Always seek advice from your healthcare provider.

 


Q. I wonder if you can help me, I work in a care home and a female client has psoriasis. She sees a dermatologist every 3-months.  My question is; can you tell me what the ideal bath water temperature is for an older person with severe psoriasis? (May 2013)

A . I think the temperature for bathing is a difficult question for people with psoriasis, and I don’t think there is any guideline on this. All I can offer is a personal opinion based on my own psoriasis.

When my psoriasis is flaring any heat on the affected areas can be painful as the the blood vessels close to the surface of the skin are very dilated. For those without psoriasis the best way to describe this is to compare it with the sensation a hot bath has on sunburnt skin, in those instances many people will opt for a lukewarm cooler bath for relieve, the same helps with inflamed psoriasis. Cooler bath soothes.

I find that even when the water is pleasant to a hand it can still be painful to areas of psoriasis, therefore I tend to start off with a very cool bath and then add hot water once immersed to bring the temperature up.

Q. [response] Thank you so much again. You help is appreciated. I also support someone with a severe learning disability and sensory impairment who cannot always tell us what is a comfortable temperature for her. I was hoping to find a known ‘range’ of temperatures, which is both soothing and that does not trigger pain or a ‘flare-up’ of her psoriasis. However, your experience is very useful and I will advise her support workers to continue with cool to luke-warm baths.


Q. Has anyone that has been diagnosed with PsA been tested for the HLA B27 antigen and been found to be positive?  Also, I have been reading that although one may have a negative blood test for RA it can change to positive at a later date.  Would this mean that you could be misdiagnosed with PsA when you actually have RA. (Jan 2012)

A. B27 occurs in 40% of people with PsA.  The answer to the other question is yes but it is much more complicated than that.  There is no definitive blood test for PsA nor RA  


Q. I’m on methotrexate for PsA the drug isn’t suiting me and I have had the dose halved.  When I was first prescribed the drug I was told I couldn’t take leflunomide instead, as I had breast cancer in the year 2000.  My rheumatologist has said that as it was 11 years ago she feels it is now irrelevant and carries no risk so I could now be given leflunomide.  I’m now being given conflicting views so would I like to do some research on the drug to help come to a decision as to whether the drug would increase my risk of the breast cancer reoccurring.  (July 2011)

A. I am not aware that leflunomide increases breast cancer risk.  There are other drugs of course.  It depends a lot on the patient and their disease.


Q. I wonder if you can help answer a query. I have been investigated for rheumatoid arthritis but my rheumatologist is saying I have psoriatic arthritis not rheumatoid.  I am now on sulfasalasine. I had submitted a critical illness claim for rheumatoid arthritis to my insurers as that was what I was initially led to believe it was, my insurers have rejected my claim saying psoriatic arthritis is not classed a chronic disease.  It has been suggested to me to complain to the financial ombudsman, but I wanted to know if both arthritis’ are chronic.  I will of course ask my consultant but unfortunately I will not be seeing him for another 3 months and any appeal to the financial ombudsman has a very tight timescale. (May 2011)

A. This is an absolute outrage!  There is published evidence on chronicity and that it can be just as disabling as rheumatoid.


Q. I have a broken metatarsal in foot, which has PsA in that joint;  will a procedure to plate and screw the break have any effect on PsA in the associated joint.  (March 2011)

A. There are a number of potential risks. Firstly, if the fracture is adjacent to the joint the arthritis is likely to deteriorate faster than it would have done.  Secondly, if steroids have been used, it may not heal as well, and the patient should probably take something to strengthen bones.  Thirdly, psoriasis may develop in the scar after the operation.

************

▶ _Exercise prompt_:
Transcribe the psoriasis Q&A word for word, starting at "Q. [response] Thank" and ending at "to luke-warm baths.".

▶ _Data provided_:
************

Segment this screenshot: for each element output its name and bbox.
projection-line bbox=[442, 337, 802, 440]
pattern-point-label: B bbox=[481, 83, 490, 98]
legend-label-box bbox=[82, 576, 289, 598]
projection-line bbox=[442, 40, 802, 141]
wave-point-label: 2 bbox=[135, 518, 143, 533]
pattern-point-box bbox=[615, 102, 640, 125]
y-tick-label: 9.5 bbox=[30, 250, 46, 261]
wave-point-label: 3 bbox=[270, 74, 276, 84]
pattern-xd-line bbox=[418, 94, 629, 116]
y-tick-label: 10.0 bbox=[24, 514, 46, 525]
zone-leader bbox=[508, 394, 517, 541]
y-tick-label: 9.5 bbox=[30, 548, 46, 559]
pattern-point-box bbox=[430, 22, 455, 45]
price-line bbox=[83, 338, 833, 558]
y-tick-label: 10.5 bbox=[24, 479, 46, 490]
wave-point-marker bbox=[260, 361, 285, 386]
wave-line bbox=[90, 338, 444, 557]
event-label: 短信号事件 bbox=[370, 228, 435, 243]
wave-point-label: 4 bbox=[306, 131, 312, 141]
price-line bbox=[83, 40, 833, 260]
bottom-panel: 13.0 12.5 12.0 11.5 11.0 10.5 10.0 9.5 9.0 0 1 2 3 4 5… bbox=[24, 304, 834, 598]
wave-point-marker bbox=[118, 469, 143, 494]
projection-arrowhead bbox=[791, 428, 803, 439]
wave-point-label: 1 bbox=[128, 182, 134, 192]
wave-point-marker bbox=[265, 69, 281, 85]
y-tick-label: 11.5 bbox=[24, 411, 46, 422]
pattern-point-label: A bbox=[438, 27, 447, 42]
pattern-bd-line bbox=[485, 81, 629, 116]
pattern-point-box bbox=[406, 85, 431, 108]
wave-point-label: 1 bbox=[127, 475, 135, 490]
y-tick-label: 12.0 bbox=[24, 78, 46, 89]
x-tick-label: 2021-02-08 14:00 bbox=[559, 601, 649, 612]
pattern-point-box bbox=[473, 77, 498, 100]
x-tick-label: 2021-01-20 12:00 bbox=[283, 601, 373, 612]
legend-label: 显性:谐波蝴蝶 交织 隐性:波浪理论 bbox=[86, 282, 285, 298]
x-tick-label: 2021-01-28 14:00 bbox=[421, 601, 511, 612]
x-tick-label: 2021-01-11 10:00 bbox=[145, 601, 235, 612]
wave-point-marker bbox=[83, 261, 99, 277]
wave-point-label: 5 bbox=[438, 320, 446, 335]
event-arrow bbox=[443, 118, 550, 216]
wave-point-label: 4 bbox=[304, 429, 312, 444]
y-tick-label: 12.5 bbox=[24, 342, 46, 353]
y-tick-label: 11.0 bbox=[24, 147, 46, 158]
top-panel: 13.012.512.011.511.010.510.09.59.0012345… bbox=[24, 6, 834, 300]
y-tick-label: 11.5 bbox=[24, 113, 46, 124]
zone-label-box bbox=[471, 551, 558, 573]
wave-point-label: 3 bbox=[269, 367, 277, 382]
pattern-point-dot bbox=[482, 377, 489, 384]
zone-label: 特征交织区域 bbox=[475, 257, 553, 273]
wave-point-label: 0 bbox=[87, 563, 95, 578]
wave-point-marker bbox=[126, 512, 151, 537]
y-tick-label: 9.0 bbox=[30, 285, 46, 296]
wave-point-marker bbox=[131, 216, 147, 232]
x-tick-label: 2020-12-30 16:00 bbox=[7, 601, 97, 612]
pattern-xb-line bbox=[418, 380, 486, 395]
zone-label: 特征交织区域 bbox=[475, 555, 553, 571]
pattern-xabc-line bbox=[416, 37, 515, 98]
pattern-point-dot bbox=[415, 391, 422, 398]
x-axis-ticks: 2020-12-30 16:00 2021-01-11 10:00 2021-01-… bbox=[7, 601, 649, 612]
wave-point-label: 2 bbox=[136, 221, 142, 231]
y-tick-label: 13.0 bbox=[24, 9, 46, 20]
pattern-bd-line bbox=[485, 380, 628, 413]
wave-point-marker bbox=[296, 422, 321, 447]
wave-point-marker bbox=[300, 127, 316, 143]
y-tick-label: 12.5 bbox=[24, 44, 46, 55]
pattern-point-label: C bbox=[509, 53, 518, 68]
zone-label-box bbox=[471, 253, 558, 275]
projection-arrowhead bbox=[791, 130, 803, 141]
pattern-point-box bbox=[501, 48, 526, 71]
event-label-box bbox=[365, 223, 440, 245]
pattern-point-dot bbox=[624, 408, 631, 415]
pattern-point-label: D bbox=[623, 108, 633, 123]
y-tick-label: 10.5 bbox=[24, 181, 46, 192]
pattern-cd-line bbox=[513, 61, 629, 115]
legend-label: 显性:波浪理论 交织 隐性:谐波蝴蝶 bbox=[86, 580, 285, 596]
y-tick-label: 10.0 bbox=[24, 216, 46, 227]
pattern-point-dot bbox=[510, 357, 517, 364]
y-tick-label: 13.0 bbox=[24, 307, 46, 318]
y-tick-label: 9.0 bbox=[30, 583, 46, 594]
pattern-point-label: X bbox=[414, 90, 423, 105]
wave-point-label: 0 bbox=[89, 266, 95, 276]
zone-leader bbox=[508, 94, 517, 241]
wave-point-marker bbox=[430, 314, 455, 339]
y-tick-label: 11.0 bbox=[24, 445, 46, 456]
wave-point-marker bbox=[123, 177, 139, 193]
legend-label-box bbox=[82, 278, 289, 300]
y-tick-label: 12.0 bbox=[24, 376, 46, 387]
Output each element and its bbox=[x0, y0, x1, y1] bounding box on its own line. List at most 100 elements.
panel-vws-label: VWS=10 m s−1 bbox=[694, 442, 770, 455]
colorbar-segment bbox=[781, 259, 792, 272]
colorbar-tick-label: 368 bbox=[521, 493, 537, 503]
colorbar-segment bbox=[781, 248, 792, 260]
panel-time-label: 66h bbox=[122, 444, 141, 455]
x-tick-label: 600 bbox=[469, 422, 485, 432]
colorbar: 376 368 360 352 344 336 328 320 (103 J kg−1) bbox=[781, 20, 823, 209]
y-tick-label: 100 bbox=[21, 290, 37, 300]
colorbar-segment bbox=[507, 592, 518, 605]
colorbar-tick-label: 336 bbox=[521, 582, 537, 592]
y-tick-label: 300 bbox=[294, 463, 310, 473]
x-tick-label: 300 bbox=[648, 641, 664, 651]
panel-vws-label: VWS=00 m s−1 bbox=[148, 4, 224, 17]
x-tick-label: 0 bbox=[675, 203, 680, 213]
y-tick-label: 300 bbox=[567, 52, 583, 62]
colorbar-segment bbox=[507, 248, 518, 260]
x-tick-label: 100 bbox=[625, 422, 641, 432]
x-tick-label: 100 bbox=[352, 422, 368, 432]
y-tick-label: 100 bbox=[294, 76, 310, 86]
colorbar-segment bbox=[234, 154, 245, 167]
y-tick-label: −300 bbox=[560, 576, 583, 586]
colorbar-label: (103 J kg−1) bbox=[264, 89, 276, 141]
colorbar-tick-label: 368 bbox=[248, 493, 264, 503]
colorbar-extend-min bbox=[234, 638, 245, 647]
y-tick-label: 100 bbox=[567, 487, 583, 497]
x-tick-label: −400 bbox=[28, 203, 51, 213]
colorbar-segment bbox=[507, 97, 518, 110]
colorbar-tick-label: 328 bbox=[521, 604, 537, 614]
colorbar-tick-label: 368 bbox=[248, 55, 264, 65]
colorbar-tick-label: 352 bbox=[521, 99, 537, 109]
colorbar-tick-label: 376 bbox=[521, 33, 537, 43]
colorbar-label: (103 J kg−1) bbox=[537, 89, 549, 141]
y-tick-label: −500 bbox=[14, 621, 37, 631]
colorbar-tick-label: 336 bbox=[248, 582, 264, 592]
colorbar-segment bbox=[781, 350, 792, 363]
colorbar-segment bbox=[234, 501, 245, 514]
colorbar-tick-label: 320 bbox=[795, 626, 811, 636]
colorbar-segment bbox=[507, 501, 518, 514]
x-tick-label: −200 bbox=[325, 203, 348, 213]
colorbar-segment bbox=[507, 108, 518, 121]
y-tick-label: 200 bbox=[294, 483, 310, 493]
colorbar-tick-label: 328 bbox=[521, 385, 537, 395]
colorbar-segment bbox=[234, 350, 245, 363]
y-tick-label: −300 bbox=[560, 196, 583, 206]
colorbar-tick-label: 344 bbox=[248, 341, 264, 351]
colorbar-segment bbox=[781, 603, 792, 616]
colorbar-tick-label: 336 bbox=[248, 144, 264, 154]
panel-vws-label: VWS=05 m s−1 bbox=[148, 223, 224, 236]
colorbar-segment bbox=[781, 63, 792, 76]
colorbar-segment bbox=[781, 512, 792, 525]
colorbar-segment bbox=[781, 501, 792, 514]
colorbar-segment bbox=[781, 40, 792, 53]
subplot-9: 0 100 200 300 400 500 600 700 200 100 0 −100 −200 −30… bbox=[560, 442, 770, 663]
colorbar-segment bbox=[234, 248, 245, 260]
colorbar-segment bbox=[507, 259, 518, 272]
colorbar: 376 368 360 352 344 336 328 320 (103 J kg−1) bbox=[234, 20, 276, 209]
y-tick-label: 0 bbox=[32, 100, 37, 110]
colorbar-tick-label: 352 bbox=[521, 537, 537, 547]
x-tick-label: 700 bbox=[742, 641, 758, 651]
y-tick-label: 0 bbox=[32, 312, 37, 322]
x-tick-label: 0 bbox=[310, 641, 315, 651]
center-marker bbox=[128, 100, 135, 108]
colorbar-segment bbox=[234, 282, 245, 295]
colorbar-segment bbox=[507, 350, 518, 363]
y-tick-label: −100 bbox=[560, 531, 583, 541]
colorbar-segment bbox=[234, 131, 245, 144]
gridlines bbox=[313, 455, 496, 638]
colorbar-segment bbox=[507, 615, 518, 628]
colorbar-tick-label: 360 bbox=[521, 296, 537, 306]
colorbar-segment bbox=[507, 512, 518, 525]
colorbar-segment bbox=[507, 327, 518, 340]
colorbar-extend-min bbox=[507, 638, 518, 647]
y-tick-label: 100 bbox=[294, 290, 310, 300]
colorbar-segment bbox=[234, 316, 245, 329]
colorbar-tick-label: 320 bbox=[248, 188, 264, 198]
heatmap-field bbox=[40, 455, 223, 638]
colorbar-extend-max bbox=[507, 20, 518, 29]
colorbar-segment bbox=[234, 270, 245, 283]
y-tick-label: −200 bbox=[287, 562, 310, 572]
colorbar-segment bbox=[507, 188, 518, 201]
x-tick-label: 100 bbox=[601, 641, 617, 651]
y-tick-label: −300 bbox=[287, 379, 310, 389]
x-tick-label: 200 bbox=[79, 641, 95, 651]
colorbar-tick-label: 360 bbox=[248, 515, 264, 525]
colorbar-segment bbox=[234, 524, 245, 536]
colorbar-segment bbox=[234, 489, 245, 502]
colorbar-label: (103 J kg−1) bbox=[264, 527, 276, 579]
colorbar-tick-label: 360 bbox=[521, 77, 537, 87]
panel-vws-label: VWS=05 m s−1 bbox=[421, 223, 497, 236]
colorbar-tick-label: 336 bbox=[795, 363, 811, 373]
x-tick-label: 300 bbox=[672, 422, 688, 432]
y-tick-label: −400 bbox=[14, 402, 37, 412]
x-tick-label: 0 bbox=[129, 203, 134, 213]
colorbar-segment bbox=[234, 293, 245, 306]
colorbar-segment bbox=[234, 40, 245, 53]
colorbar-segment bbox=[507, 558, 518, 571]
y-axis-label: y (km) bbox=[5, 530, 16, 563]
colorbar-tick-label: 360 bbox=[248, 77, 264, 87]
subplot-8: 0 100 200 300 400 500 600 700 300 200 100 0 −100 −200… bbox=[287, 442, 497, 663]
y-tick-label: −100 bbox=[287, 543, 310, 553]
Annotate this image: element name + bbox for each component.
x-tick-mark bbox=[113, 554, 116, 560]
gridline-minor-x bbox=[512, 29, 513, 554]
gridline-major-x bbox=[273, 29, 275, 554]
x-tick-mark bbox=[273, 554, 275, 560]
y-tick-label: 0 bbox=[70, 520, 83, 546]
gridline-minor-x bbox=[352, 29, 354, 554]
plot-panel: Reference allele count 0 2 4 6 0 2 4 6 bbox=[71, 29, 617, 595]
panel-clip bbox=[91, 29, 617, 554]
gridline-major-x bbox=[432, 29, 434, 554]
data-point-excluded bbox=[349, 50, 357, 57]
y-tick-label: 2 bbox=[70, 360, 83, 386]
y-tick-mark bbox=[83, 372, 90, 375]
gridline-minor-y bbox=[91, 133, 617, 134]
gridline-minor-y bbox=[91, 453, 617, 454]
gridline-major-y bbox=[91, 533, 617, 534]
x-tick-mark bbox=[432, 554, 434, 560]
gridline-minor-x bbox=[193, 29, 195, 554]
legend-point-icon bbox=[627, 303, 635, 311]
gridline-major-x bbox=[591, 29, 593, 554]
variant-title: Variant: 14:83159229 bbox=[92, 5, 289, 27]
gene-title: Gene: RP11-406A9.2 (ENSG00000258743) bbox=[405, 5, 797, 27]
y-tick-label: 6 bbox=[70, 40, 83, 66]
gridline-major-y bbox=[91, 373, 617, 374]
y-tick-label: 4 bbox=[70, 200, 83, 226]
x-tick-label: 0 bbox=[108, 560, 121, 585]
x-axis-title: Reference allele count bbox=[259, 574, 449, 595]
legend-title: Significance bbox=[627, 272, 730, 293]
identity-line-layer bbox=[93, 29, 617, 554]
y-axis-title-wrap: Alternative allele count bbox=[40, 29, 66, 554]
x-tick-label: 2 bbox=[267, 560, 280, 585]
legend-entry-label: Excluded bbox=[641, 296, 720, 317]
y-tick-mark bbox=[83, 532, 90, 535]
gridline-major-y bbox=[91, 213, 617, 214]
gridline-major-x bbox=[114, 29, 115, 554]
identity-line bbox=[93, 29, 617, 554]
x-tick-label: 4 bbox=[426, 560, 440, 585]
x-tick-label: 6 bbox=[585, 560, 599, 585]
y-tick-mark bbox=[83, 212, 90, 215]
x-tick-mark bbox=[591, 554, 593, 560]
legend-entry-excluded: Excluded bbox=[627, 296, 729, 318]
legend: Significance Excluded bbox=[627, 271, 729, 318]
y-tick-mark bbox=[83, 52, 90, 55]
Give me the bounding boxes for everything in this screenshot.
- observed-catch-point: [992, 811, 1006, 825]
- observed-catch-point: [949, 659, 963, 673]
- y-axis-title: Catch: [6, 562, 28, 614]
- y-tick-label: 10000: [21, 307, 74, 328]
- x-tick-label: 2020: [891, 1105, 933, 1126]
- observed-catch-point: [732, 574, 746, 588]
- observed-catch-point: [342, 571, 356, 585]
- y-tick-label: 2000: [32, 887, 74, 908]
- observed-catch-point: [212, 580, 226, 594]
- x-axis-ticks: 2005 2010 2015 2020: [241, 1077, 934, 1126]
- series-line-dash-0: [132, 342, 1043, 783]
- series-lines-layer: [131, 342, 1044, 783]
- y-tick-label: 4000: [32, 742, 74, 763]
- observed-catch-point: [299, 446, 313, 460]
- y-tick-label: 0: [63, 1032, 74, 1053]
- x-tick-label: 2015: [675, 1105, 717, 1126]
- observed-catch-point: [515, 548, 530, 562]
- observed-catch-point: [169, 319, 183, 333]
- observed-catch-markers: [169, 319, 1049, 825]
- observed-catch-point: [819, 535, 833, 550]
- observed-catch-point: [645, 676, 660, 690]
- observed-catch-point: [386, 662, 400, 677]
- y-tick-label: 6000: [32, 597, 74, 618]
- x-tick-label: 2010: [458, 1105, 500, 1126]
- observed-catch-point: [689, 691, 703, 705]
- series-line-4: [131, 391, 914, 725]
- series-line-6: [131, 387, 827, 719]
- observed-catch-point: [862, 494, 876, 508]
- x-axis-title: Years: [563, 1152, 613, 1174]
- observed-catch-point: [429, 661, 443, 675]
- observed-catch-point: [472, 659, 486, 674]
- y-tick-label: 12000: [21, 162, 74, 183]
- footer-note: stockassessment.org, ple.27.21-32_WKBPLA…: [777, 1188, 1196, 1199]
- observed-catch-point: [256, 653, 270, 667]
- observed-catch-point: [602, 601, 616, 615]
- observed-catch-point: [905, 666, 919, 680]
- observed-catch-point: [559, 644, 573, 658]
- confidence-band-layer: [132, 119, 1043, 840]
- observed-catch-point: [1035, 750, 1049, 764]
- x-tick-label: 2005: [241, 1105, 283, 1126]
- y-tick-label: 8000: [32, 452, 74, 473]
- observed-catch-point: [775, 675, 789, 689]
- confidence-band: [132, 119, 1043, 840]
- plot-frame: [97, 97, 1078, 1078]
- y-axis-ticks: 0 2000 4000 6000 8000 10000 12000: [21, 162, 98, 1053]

************

▶ _Answer to the problem_:
Q. [response] Thank you so much again. You help is appreciated. I also support someone with a severe learning disability and sensory impairment who cannot always tell us what is a comfortable temperature for her. I was hoping to find a known ‘range’ of temperatures, which is both soothing and that does not trigger pain or a ‘flare-up’ of her psoriasis. However, your experience is very useful and I will advise her support workers to continue with cool to luke-warm baths.